* [Supplied material]
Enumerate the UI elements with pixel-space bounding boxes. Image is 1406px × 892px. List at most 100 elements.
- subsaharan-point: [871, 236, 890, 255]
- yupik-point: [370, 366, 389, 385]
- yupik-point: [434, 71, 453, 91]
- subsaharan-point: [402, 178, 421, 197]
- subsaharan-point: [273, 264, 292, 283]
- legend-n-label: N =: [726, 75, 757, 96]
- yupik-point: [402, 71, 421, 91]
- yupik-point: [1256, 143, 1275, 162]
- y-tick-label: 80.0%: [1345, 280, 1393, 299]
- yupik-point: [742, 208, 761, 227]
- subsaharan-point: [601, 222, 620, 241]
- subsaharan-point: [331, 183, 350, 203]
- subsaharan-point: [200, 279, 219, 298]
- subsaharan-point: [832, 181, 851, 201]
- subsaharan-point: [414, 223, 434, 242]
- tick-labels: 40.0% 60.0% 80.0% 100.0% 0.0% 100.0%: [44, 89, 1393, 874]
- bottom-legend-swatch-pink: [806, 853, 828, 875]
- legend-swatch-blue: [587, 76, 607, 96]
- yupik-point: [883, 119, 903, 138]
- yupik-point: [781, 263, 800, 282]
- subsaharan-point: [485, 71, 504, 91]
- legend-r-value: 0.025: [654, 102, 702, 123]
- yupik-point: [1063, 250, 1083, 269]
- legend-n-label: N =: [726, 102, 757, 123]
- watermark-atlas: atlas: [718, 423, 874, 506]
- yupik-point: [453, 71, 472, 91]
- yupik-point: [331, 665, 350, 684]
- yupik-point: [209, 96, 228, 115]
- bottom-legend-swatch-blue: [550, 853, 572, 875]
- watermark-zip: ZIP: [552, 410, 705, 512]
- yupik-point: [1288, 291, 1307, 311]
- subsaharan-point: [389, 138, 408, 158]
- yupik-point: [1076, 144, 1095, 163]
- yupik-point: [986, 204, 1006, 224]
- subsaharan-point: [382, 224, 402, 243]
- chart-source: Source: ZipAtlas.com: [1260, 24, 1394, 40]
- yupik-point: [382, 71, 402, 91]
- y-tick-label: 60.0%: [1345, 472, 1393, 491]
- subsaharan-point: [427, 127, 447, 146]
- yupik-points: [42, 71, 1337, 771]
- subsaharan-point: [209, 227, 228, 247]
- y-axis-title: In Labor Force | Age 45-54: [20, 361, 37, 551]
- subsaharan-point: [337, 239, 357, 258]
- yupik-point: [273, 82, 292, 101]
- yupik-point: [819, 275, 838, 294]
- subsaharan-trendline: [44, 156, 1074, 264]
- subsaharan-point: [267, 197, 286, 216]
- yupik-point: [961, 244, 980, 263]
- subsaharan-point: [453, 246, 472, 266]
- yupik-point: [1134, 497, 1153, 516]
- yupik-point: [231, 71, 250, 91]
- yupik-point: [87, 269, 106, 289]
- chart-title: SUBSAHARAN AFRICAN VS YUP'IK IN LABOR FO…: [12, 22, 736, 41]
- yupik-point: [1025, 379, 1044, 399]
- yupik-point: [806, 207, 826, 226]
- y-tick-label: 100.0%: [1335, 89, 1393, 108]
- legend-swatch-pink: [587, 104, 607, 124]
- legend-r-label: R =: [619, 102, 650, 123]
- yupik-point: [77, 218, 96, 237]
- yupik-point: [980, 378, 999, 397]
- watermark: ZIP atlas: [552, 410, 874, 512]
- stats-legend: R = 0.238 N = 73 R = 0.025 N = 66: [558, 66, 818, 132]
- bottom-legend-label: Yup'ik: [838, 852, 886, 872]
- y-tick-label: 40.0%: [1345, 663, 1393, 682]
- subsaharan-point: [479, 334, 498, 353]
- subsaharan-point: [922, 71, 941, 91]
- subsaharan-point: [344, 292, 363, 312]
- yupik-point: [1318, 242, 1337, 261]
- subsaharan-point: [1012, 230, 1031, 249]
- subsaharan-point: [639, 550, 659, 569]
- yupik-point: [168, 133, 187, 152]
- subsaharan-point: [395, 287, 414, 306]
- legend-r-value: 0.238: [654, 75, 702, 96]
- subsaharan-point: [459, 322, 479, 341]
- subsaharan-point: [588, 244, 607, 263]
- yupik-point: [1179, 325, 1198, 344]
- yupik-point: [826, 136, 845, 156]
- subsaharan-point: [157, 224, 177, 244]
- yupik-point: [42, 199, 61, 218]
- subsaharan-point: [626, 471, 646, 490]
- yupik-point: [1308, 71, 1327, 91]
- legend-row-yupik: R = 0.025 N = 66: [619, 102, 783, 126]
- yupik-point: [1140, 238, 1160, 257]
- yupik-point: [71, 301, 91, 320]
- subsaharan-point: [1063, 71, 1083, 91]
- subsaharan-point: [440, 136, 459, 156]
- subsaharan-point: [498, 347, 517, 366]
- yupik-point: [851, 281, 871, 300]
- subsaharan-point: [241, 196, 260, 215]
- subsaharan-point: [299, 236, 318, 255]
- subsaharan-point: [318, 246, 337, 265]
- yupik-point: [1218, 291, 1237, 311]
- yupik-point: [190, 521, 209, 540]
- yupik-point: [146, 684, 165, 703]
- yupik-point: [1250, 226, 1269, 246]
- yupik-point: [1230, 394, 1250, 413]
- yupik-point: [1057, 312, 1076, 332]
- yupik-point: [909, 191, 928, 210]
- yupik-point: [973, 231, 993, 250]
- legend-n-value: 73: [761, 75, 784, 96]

* [What you have to do] Reproduce the records from their first line through the line containing "- yupik-point: [1063, 250, 1083, 269]", with both ends included.

* [Response below]
Enumerate the UI elements with pixel-space bounding boxes. Image is 1406px × 892px. List at most 100 elements.
- subsaharan-point: [871, 236, 890, 255]
- yupik-point: [370, 366, 389, 385]
- yupik-point: [434, 71, 453, 91]
- subsaharan-point: [402, 178, 421, 197]
- subsaharan-point: [273, 264, 292, 283]
- legend-n-label: N =: [726, 75, 757, 96]
- yupik-point: [402, 71, 421, 91]
- yupik-point: [1256, 143, 1275, 162]
- y-tick-label: 80.0%: [1345, 280, 1393, 299]
- yupik-point: [742, 208, 761, 227]
- subsaharan-point: [601, 222, 620, 241]
- subsaharan-point: [331, 183, 350, 203]
- subsaharan-point: [200, 279, 219, 298]
- subsaharan-point: [832, 181, 851, 201]
- subsaharan-point: [414, 223, 434, 242]
- tick-labels: 40.0% 60.0% 80.0% 100.0% 0.0% 100.0%: [44, 89, 1393, 874]
- bottom-legend-swatch-pink: [806, 853, 828, 875]
- legend-swatch-blue: [587, 76, 607, 96]
- yupik-point: [883, 119, 903, 138]
- yupik-point: [781, 263, 800, 282]
- subsaharan-point: [485, 71, 504, 91]
- legend-r-value: 0.025: [654, 102, 702, 123]
- yupik-point: [1063, 250, 1083, 269]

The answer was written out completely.